# DATA SHOWN:

•••••

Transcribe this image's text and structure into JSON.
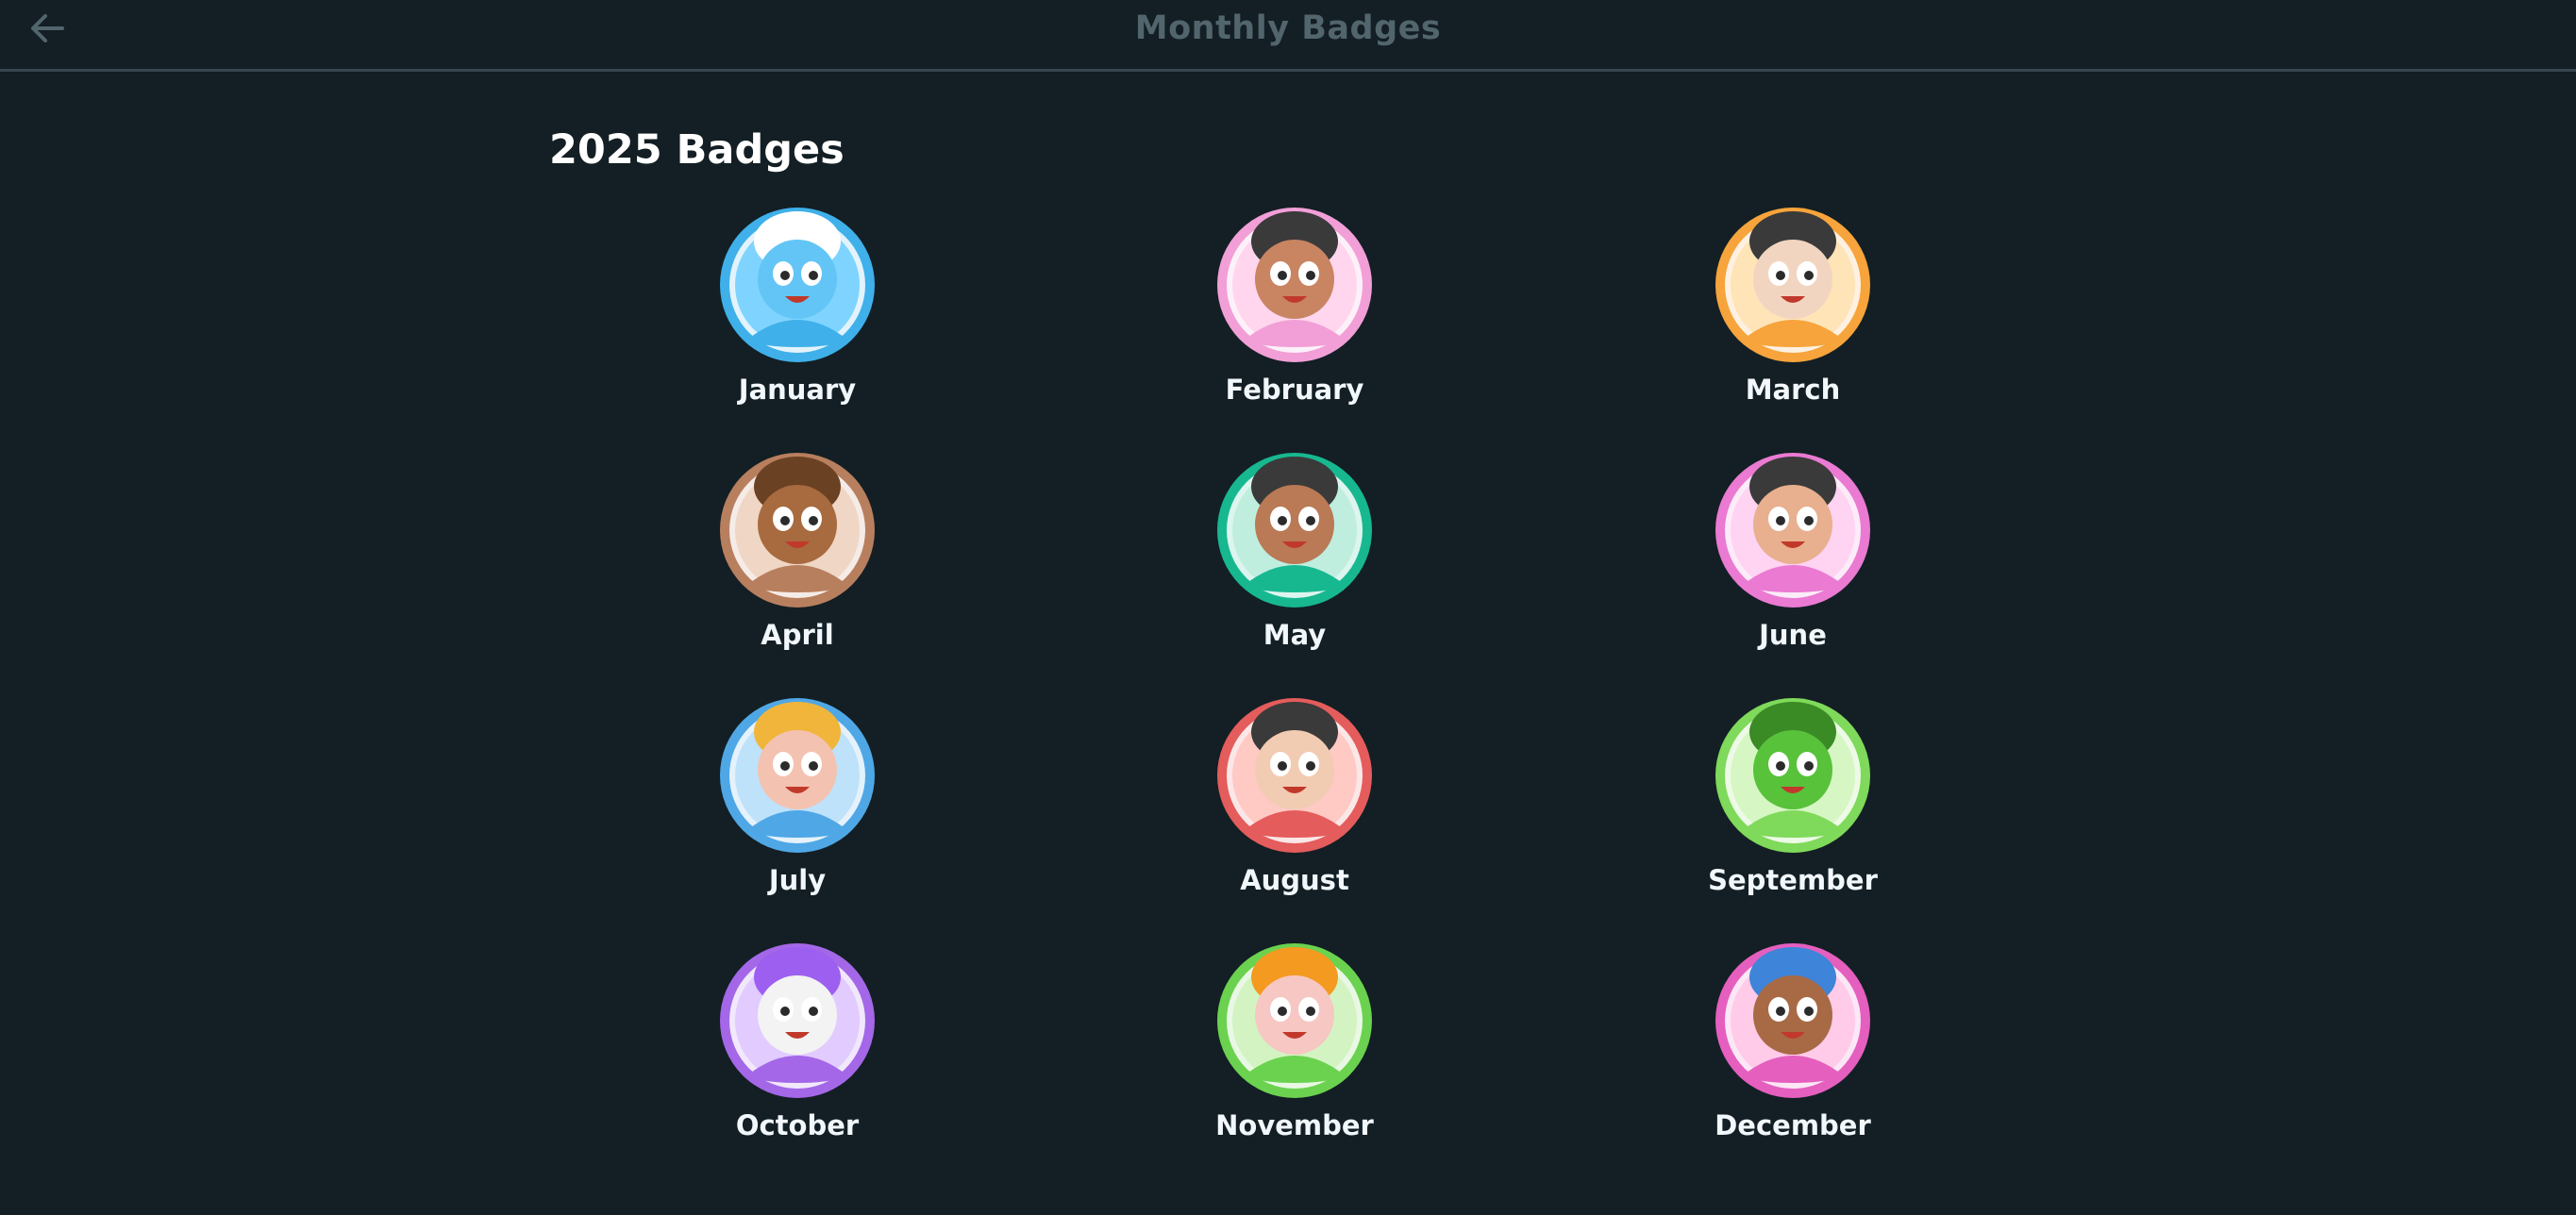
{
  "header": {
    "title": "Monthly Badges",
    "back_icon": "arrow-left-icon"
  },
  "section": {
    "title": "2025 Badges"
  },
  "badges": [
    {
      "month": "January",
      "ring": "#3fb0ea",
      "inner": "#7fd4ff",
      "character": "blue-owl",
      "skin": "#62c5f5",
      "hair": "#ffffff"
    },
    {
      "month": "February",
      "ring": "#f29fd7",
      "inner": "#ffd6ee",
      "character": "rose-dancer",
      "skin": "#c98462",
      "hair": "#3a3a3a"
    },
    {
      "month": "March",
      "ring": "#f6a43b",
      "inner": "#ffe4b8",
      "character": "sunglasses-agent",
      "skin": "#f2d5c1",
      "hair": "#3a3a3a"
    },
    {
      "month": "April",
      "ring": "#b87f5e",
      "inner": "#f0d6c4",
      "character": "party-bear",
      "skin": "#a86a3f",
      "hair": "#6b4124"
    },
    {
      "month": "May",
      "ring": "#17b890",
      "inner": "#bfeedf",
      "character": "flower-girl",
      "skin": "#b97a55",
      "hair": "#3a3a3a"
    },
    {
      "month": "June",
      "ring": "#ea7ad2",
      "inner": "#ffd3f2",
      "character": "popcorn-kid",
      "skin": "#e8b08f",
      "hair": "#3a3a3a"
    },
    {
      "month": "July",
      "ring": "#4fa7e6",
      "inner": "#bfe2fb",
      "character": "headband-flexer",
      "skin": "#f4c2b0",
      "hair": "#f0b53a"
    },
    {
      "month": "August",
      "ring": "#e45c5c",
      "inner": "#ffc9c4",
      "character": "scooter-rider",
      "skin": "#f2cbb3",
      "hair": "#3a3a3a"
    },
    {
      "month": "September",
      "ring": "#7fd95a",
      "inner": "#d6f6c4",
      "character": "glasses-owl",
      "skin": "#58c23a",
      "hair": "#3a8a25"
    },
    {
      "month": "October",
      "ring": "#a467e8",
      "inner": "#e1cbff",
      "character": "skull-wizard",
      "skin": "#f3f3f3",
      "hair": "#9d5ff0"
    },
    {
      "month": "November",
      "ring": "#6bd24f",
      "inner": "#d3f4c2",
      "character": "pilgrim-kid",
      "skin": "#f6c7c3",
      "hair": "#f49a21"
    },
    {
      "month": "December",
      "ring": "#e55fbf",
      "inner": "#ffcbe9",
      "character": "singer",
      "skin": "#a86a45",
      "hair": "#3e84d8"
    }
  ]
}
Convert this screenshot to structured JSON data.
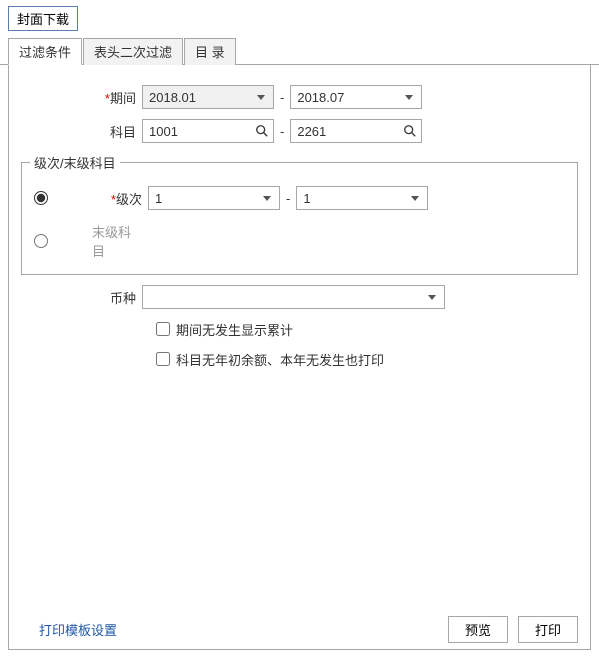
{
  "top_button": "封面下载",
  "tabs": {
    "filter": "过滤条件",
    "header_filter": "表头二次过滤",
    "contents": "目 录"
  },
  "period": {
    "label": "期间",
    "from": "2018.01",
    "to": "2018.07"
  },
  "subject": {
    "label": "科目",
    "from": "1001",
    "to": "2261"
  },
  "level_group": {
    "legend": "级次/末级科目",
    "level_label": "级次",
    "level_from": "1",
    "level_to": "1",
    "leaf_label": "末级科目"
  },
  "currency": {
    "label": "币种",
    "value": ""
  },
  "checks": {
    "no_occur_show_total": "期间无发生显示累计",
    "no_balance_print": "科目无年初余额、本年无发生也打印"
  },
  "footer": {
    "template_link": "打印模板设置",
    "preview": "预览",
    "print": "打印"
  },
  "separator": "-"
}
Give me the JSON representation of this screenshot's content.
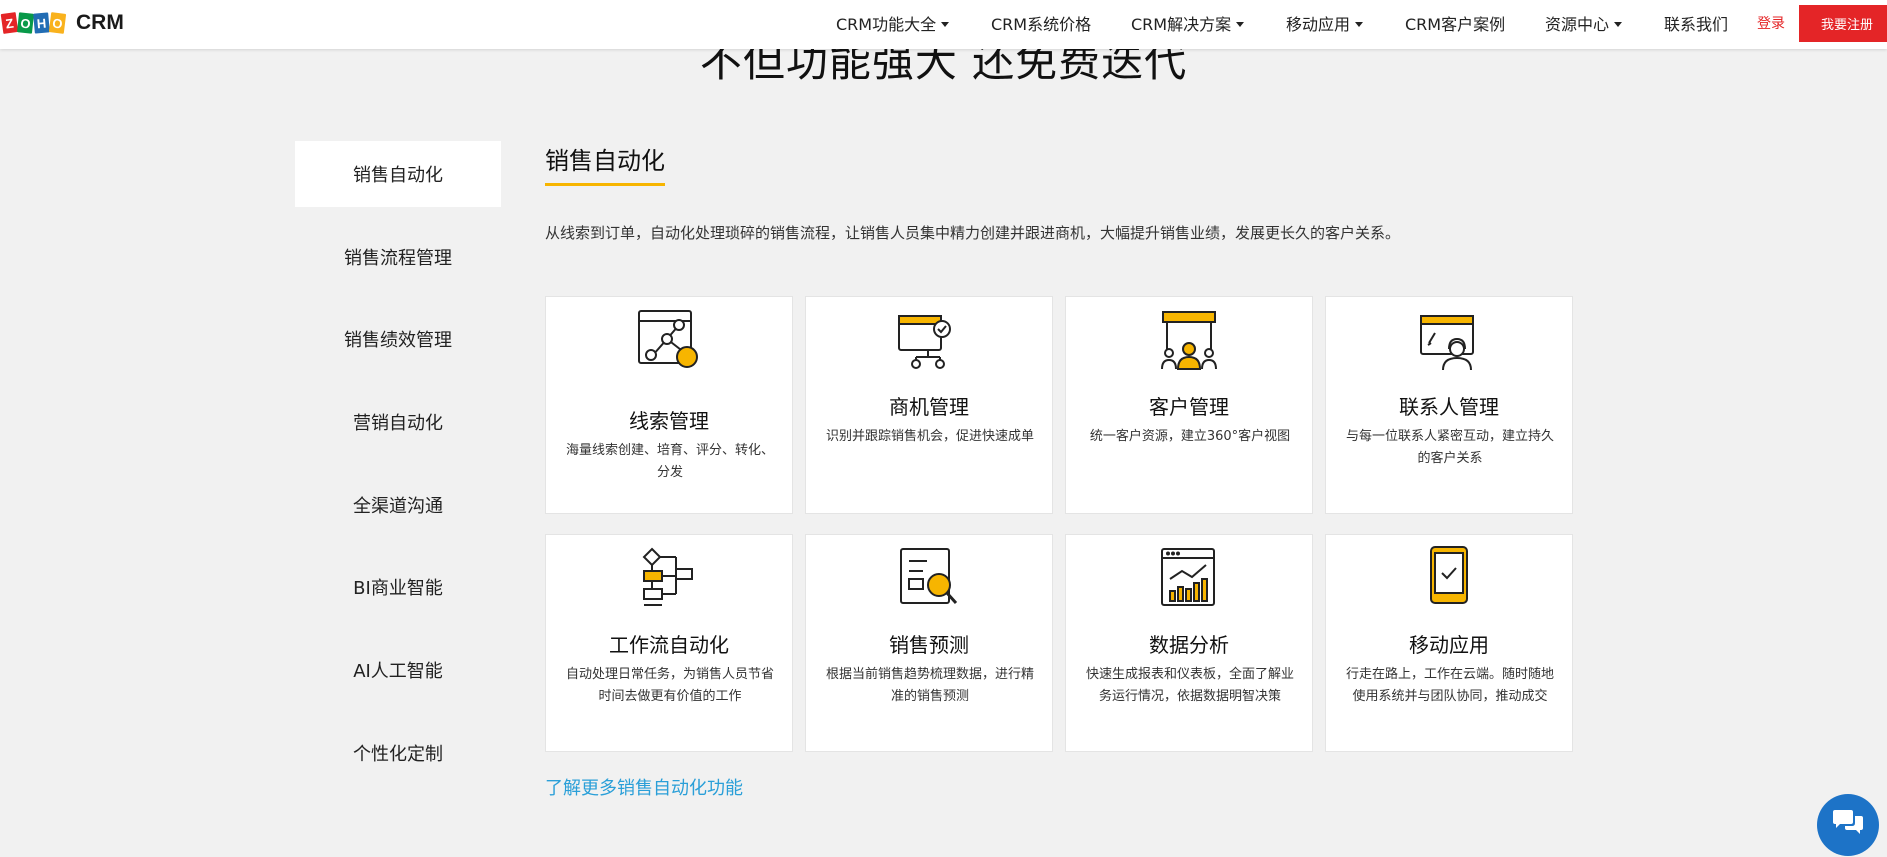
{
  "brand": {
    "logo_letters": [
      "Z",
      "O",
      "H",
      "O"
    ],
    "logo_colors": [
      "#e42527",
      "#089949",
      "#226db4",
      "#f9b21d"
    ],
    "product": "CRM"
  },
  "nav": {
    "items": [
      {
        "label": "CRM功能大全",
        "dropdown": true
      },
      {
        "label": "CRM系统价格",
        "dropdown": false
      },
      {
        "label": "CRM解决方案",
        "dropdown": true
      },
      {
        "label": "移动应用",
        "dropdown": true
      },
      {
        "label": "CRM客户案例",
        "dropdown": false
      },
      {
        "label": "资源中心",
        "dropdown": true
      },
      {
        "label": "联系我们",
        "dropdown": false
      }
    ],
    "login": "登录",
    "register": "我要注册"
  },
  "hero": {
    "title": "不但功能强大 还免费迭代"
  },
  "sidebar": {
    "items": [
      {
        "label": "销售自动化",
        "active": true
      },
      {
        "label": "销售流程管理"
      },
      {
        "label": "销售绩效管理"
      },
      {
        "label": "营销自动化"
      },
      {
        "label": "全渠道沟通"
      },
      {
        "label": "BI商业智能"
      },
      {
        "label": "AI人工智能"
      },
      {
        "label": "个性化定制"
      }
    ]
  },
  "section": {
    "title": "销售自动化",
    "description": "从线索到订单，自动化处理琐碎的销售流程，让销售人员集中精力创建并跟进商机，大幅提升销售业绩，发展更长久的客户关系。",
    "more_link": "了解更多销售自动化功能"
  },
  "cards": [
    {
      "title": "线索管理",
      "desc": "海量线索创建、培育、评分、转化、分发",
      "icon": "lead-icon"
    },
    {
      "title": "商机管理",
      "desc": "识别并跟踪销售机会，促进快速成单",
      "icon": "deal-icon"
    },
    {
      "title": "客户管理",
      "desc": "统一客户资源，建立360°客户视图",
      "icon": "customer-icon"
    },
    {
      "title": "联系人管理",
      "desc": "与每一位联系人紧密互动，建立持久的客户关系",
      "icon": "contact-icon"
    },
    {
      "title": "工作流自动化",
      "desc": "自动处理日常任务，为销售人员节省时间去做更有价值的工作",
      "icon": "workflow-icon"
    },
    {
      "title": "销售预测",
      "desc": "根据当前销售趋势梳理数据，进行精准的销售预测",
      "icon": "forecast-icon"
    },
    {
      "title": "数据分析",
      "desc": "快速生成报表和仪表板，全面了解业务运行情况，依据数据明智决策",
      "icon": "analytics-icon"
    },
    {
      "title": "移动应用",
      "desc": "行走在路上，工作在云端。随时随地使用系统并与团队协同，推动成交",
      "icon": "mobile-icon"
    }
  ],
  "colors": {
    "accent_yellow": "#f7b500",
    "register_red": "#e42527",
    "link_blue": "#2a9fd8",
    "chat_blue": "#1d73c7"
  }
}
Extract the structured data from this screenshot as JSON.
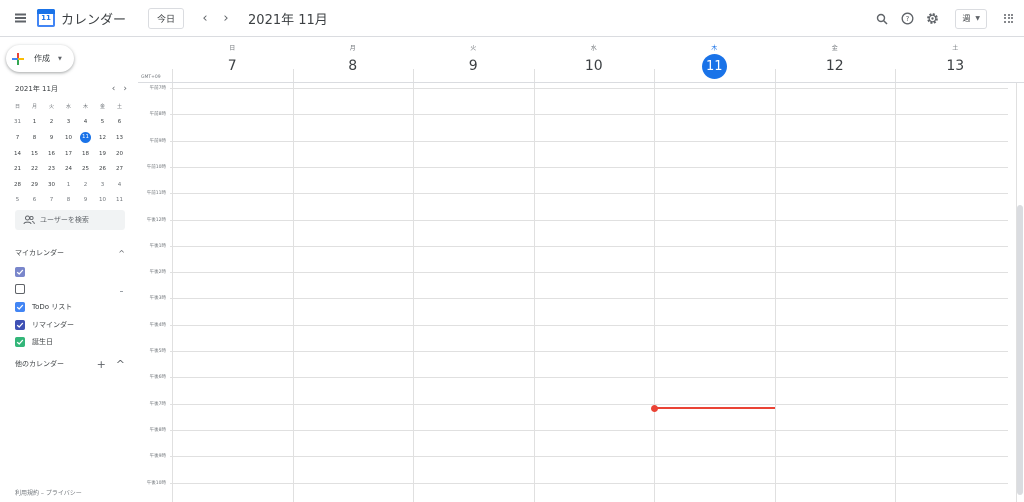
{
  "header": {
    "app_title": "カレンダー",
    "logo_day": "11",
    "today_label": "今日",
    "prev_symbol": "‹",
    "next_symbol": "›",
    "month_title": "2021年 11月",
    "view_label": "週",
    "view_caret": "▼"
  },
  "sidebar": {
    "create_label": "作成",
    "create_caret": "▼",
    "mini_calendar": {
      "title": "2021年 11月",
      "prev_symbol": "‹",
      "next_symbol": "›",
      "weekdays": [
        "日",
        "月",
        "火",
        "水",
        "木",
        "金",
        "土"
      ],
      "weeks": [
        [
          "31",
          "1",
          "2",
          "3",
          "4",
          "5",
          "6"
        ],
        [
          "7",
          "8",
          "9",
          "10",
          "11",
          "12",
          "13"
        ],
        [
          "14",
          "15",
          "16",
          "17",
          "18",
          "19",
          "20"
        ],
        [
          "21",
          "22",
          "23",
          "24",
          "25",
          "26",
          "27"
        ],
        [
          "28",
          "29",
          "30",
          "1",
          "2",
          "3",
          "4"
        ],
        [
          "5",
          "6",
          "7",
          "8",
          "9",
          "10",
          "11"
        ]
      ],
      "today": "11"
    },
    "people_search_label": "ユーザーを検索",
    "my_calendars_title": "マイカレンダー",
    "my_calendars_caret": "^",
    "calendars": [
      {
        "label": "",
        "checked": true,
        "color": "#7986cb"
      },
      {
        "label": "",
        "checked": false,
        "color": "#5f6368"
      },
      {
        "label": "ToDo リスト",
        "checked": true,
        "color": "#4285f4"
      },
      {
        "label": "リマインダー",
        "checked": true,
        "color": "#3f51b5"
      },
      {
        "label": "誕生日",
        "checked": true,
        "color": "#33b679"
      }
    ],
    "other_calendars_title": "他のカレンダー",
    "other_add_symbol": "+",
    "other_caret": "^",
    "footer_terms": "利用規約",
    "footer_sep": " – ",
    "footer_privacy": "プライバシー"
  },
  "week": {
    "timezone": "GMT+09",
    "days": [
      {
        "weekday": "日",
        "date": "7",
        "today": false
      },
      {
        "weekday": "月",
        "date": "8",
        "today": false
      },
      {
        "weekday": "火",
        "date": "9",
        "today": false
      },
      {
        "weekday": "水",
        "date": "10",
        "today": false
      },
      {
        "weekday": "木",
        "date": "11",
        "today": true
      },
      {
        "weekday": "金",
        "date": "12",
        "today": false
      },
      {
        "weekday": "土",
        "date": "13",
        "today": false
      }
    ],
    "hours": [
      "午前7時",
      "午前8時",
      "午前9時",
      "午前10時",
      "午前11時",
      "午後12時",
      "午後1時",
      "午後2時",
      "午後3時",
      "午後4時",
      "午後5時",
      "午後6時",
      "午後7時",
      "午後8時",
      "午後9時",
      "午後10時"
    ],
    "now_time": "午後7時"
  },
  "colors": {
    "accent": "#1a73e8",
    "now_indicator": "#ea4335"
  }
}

•••••

# PROBLEM TO SOLVE:
From the listing above, report the number of lines containing the string "date", without any accompanying remarks.

# WRITTEN SOLUTION:
7